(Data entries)
^^^^

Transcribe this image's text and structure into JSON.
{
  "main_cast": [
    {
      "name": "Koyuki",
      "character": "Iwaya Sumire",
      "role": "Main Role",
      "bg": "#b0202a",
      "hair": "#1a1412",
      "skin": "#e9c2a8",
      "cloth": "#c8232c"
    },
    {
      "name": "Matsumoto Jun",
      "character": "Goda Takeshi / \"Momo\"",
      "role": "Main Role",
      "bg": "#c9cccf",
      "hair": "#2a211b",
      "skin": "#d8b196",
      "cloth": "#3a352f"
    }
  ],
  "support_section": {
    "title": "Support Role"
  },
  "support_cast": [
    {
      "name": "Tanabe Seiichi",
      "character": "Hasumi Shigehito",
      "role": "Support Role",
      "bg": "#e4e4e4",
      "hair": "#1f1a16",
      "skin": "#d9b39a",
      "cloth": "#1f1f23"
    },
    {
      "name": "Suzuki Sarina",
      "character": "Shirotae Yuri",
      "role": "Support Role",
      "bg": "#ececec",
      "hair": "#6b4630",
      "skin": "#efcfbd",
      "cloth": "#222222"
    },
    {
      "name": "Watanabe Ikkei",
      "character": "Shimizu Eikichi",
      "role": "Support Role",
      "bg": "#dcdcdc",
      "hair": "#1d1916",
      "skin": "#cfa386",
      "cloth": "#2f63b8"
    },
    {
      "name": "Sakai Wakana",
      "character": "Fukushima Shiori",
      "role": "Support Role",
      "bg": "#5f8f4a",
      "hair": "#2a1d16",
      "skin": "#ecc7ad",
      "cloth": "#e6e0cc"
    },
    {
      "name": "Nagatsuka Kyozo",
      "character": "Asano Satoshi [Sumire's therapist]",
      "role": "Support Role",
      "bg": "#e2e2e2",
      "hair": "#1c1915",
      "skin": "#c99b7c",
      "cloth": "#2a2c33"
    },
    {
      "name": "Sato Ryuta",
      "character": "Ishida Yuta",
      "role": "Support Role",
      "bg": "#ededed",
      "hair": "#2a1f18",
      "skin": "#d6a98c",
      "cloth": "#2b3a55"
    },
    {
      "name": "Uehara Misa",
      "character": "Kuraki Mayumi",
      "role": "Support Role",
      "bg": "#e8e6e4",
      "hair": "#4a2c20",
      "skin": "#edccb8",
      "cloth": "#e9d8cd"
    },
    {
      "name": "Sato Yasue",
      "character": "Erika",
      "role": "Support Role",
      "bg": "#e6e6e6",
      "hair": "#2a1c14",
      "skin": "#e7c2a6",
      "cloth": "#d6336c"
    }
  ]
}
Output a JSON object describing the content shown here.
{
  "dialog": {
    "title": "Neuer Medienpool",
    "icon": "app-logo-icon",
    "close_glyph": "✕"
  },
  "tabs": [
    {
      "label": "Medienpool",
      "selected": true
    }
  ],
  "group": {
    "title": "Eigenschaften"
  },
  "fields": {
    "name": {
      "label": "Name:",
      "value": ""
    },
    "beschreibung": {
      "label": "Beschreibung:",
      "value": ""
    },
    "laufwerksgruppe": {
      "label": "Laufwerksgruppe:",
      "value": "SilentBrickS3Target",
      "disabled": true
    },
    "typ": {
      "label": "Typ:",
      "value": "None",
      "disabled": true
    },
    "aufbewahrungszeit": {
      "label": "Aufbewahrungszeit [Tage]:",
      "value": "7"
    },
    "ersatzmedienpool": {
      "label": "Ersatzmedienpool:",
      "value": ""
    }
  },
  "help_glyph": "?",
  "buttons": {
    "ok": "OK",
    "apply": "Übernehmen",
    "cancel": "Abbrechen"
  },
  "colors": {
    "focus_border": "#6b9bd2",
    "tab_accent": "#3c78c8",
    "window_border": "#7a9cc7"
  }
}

^^^^

* Directions for this task
Output the full listing exactly as it stands.

* Complete response
Transcribe this image's text and structure into JSON.
{
  "main_cast": [
    {
      "name": "Koyuki",
      "character": "Iwaya Sumire",
      "role": "Main Role",
      "bg": "#b0202a",
      "hair": "#1a1412",
      "skin": "#e9c2a8",
      "cloth": "#c8232c"
    },
    {
      "name": "Matsumoto Jun",
      "character": "Goda Takeshi / \"Momo\"",
      "role": "Main Role",
      "bg": "#c9cccf",
      "hair": "#2a211b",
      "skin": "#d8b196",
      "cloth": "#3a352f"
    }
  ],
  "support_section": {
    "title": "Support Role"
  },
  "support_cast": [
    {
      "name": "Tanabe Seiichi",
      "character": "Hasumi Shigehito",
      "role": "Support Role",
      "bg": "#e4e4e4",
      "hair": "#1f1a16",
      "skin": "#d9b39a",
      "cloth": "#1f1f23"
    },
    {
      "name": "Suzuki Sarina",
      "character": "Shirotae Yuri",
      "role": "Support Role",
      "bg": "#ececec",
      "hair": "#6b4630",
      "skin": "#efcfbd",
      "cloth": "#222222"
    },
    {
      "name": "Watanabe Ikkei",
      "character": "Shimizu Eikichi",
      "role": "Support Role",
      "bg": "#dcdcdc",
      "hair": "#1d1916",
      "skin": "#cfa386",
      "cloth": "#2f63b8"
    },
    {
      "name": "Sakai Wakana",
      "character": "Fukushima Shiori",
      "role": "Support Role",
      "bg": "#5f8f4a",
      "hair": "#2a1d16",
      "skin": "#ecc7ad",
      "cloth": "#e6e0cc"
    },
    {
      "name": "Nagatsuka Kyozo",
      "character": "Asano Satoshi [Sumire's therapist]",
      "role": "Support Role",
      "bg": "#e2e2e2",
      "hair": "#1c1915",
      "skin": "#c99b7c",
      "cloth": "#2a2c33"
    },
    {
      "name": "Sato Ryuta",
      "character": "Ishida Yuta",
      "role": "Support Role",
      "bg": "#ededed",
      "hair": "#2a1f18",
      "skin": "#d6a98c",
      "cloth": "#2b3a55"
    },
    {
      "name": "Uehara Misa",
      "character": "Kuraki Mayumi",
      "role": "Support Role",
      "bg": "#e8e6e4",
      "hair": "#4a2c20",
      "skin": "#edccb8",
      "cloth": "#e9d8cd"
    },
    {
      "name": "Sato Yasue",
      "character": "Erika",
      "role": "Support Role",
      "bg": "#e6e6e6",
      "hair": "#2a1c14",
      "skin": "#e7c2a6",
      "cloth": "#d6336c"
    }
  ]
}
Output a JSON object describing the content shown here.
{
  "dialog": {
    "title": "Neuer Medienpool",
    "icon": "app-logo-icon",
    "close_glyph": "✕"
  },
  "tabs": [
    {
      "label": "Medienpool",
      "selected": true
    }
  ],
  "group": {
    "title": "Eigenschaften"
  },
  "fields": {
    "name": {
      "label": "Name:",
      "value": ""
    },
    "beschreibung": {
      "label": "Beschreibung:",
      "value": ""
    },
    "laufwerksgruppe": {
      "label": "Laufwerksgruppe:",
      "value": "SilentBrickS3Target",
      "disabled": true
    },
    "typ": {
      "label": "Typ:",
      "value": "None",
      "disabled": true
    },
    "aufbewahrungszeit": {
      "label": "Aufbewahrungszeit [Tage]:",
      "value": "7"
    },
    "ersatzmedienpool": {
      "label": "Ersatzmedienpool:",
      "value": ""
    }
  },
  "help_glyph": "?",
  "buttons": {
    "ok": "OK",
    "apply": "Übernehmen",
    "cancel": "Abbrechen"
  },
  "colors": {
    "focus_border": "#6b9bd2",
    "tab_accent": "#3c78c8",
    "window_border": "#7a9cc7"
  }
}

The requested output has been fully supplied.